# start of RECORDED INFORMATION
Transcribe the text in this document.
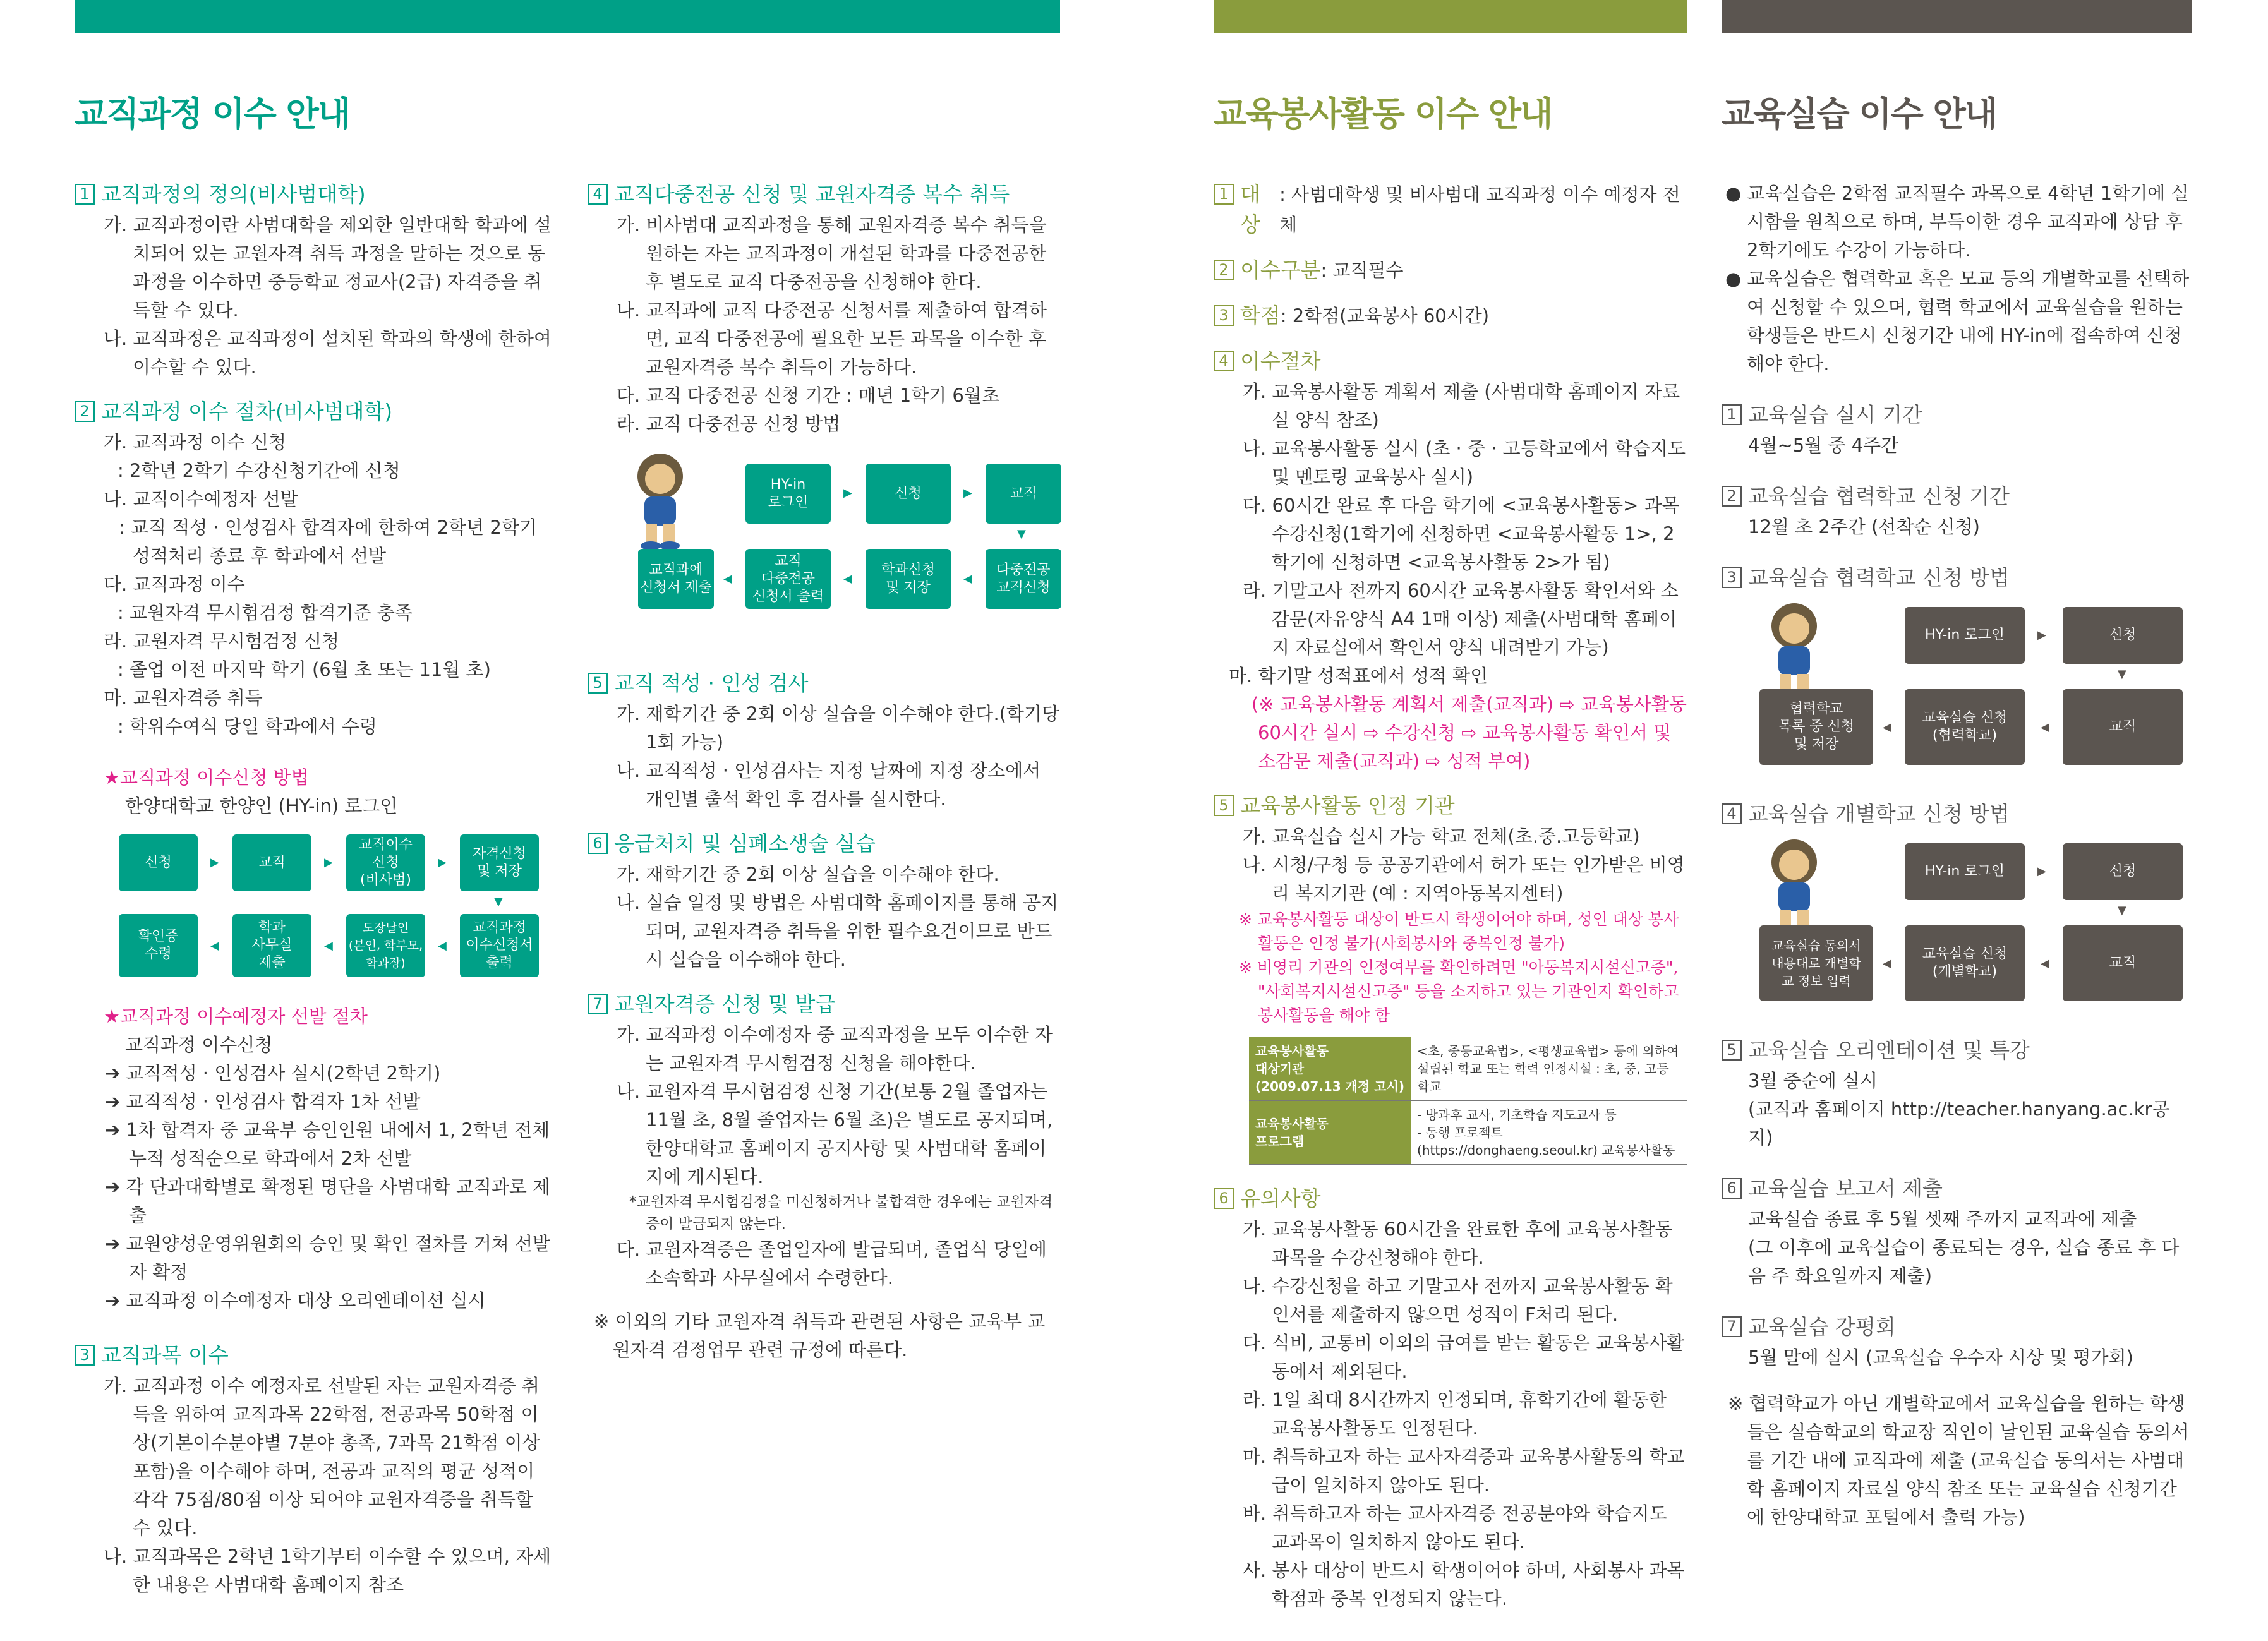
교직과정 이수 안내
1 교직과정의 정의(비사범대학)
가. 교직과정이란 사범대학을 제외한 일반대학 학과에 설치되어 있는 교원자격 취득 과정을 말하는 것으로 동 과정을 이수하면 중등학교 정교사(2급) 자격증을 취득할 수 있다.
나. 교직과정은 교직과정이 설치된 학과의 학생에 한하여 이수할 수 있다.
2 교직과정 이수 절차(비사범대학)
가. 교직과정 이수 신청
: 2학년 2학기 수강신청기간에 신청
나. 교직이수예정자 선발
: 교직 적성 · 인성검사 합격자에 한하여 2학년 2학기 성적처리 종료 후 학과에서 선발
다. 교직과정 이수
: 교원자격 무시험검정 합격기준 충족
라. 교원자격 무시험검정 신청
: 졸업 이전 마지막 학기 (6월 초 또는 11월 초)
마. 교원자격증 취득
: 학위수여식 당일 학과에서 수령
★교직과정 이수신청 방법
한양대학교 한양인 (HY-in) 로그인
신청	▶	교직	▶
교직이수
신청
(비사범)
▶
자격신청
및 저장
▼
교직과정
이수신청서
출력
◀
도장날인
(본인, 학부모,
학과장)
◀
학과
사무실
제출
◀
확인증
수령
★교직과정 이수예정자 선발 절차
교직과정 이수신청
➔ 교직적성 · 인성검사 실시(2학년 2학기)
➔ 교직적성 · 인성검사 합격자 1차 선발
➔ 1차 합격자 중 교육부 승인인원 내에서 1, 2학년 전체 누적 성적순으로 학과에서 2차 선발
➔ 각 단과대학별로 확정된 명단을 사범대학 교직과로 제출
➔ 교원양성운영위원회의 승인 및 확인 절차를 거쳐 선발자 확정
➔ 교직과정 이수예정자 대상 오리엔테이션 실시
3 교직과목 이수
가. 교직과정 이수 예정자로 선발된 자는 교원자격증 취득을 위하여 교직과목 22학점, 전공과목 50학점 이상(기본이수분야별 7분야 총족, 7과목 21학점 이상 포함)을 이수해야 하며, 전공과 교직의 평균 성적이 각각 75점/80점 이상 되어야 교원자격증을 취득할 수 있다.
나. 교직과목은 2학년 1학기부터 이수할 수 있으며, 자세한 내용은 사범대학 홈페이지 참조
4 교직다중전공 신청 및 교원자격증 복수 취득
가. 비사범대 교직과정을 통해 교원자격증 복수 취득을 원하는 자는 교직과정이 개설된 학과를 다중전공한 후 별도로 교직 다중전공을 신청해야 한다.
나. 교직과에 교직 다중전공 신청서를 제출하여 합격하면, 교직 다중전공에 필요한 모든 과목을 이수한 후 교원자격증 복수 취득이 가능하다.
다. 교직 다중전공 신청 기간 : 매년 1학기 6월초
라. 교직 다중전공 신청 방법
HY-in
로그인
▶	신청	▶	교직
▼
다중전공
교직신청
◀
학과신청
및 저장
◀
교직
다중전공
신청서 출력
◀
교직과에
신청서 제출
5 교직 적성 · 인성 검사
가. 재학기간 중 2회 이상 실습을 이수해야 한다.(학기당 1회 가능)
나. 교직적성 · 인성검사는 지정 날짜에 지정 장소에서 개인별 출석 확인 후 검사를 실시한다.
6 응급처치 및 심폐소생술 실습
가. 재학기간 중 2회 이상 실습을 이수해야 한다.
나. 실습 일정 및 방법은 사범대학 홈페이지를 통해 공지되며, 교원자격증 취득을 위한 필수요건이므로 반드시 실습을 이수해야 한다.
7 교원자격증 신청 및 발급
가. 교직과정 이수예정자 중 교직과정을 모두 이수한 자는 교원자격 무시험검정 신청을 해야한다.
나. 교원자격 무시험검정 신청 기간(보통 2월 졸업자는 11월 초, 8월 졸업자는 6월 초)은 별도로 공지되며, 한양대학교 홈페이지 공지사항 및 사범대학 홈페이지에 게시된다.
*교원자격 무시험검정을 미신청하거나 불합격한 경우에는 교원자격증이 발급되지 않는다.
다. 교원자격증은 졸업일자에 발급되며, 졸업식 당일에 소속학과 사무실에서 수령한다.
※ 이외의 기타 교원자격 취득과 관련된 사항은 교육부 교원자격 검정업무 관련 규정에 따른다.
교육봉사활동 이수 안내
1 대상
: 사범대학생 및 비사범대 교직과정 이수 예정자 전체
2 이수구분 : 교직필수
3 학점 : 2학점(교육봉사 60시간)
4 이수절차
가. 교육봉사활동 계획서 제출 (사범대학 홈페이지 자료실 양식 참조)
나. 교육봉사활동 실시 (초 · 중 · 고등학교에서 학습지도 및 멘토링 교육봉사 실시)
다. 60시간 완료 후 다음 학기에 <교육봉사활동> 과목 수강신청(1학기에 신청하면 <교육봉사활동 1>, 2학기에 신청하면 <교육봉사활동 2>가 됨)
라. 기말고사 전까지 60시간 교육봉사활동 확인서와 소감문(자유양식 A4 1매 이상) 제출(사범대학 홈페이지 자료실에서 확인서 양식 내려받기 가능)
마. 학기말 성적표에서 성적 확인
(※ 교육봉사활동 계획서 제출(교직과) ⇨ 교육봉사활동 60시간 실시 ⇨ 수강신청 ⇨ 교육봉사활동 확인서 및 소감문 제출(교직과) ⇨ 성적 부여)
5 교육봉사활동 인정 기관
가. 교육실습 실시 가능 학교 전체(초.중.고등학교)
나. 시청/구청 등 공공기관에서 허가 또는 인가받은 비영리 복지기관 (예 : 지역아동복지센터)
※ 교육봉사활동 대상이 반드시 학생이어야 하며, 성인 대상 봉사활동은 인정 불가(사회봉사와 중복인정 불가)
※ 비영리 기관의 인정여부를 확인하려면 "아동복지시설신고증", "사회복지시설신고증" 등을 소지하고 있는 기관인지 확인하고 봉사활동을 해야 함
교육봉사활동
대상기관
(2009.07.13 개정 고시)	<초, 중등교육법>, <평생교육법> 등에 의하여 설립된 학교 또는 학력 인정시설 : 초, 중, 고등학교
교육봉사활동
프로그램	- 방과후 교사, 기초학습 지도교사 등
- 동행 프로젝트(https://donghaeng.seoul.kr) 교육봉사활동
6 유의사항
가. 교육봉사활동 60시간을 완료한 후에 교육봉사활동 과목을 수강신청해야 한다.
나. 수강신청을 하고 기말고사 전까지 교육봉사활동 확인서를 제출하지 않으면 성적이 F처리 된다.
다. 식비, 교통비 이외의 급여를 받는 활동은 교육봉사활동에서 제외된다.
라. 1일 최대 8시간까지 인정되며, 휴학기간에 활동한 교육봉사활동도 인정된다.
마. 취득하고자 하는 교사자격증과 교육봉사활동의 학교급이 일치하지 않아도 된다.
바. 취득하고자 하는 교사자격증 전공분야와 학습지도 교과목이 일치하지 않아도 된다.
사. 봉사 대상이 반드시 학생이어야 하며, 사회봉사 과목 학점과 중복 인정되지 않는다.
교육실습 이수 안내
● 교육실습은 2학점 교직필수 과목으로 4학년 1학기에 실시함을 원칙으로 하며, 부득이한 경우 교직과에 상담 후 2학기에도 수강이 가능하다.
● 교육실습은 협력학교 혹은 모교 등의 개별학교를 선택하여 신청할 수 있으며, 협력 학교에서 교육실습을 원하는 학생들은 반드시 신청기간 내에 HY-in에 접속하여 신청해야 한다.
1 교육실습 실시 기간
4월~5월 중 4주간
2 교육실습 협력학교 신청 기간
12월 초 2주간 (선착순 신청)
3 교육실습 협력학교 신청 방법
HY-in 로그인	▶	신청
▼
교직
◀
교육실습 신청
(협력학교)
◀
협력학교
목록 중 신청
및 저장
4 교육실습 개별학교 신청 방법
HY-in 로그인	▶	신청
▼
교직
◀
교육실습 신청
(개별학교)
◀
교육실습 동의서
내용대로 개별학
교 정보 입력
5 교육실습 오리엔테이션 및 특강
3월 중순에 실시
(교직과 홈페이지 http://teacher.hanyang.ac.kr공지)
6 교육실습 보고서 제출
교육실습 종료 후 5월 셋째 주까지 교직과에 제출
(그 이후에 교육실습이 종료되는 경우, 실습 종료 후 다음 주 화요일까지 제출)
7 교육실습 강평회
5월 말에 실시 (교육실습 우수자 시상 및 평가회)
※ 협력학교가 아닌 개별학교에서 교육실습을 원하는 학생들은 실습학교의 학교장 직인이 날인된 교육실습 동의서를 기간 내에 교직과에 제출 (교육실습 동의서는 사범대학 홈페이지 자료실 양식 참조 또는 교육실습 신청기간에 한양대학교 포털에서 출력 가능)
# end of RECORDED INFORMATION
# start of RECORDED INFORMATION
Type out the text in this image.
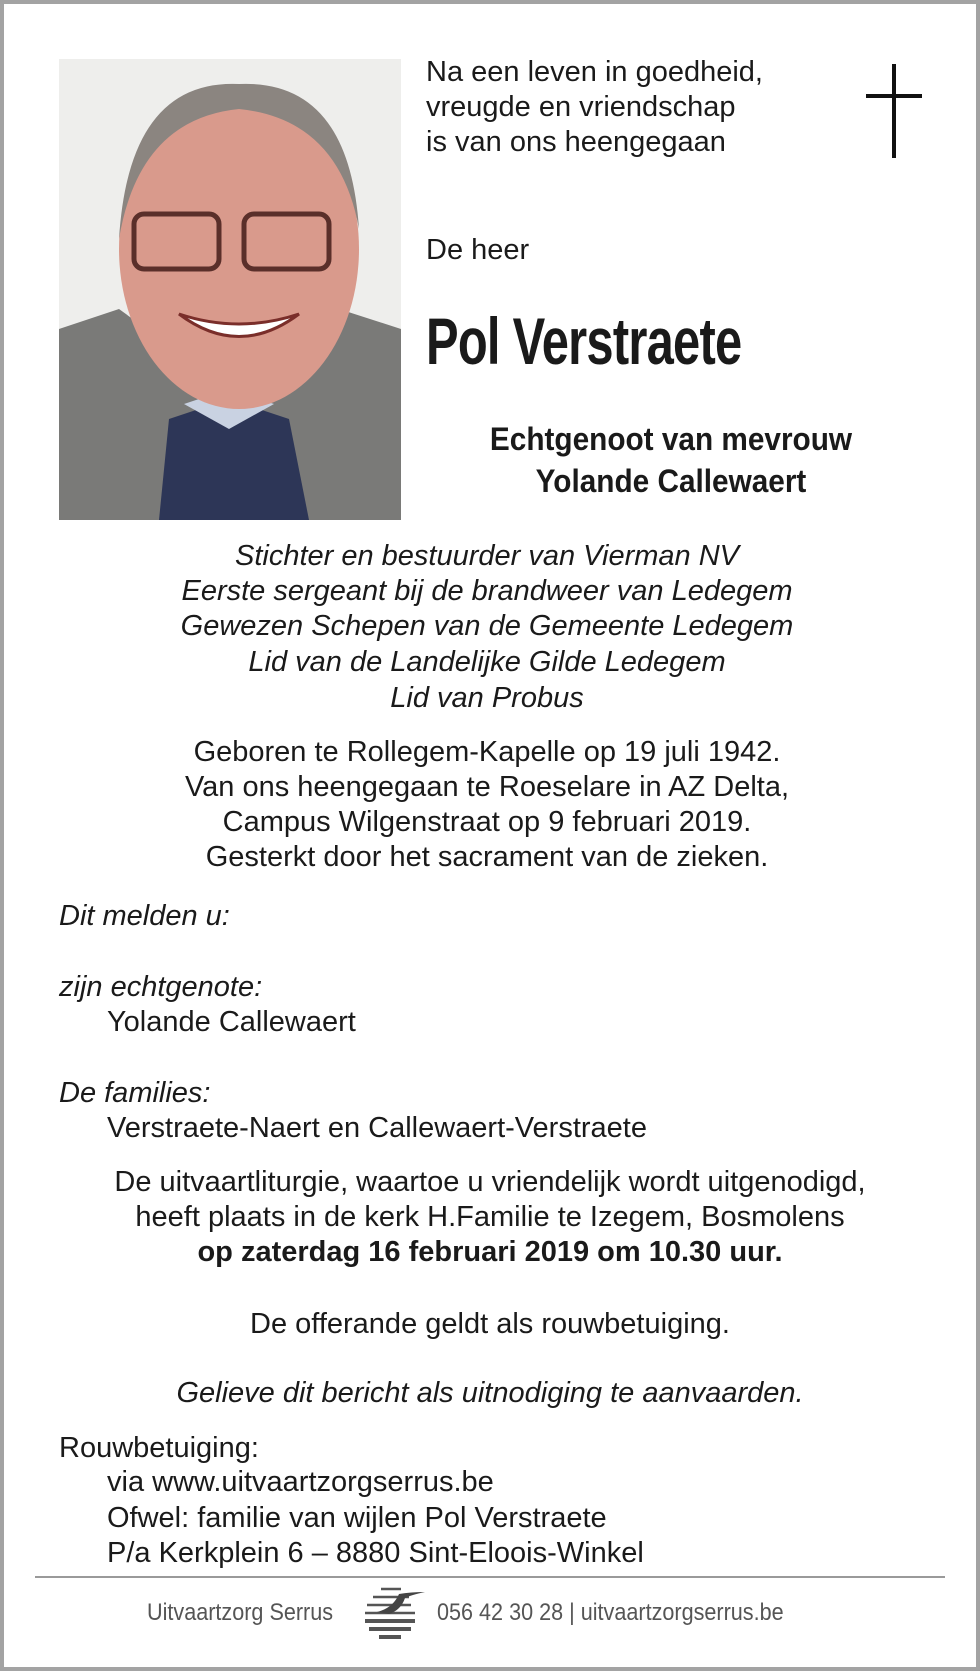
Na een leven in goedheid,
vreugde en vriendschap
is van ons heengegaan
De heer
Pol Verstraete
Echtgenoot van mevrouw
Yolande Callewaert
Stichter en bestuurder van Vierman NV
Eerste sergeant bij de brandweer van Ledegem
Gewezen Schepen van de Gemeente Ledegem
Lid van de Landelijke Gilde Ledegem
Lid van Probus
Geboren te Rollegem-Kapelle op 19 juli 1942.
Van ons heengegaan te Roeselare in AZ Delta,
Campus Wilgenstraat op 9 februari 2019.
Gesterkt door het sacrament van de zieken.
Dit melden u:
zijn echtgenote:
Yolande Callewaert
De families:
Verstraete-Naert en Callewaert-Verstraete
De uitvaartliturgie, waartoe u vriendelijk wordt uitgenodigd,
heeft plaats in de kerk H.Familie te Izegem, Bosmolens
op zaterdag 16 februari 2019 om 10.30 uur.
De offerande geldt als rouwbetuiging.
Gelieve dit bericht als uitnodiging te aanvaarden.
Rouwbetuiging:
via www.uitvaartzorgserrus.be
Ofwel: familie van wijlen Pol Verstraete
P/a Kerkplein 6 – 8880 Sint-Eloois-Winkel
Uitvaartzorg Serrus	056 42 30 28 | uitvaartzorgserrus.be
# end of RECORDED INFORMATION
# start of RECORDED INFORMATION
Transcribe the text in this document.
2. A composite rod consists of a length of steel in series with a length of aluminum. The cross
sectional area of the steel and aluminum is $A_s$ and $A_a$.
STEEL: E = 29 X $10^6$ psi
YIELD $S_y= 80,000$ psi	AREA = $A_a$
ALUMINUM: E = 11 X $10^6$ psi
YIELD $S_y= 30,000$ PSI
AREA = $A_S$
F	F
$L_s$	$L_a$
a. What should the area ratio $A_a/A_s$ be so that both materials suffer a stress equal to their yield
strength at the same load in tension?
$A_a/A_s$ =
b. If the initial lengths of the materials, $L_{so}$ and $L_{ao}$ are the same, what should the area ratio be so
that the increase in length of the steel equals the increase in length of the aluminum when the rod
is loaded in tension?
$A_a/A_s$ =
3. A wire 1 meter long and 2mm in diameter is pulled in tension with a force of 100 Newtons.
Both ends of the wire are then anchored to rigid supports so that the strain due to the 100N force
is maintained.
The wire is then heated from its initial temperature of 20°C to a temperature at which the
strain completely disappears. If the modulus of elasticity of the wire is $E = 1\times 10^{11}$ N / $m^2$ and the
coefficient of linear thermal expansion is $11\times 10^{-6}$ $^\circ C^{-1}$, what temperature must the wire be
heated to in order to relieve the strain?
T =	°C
# end of RECORDED INFORMATION
Lines containing the string "교직필수" should be counted; reply with their number and nothing more.

2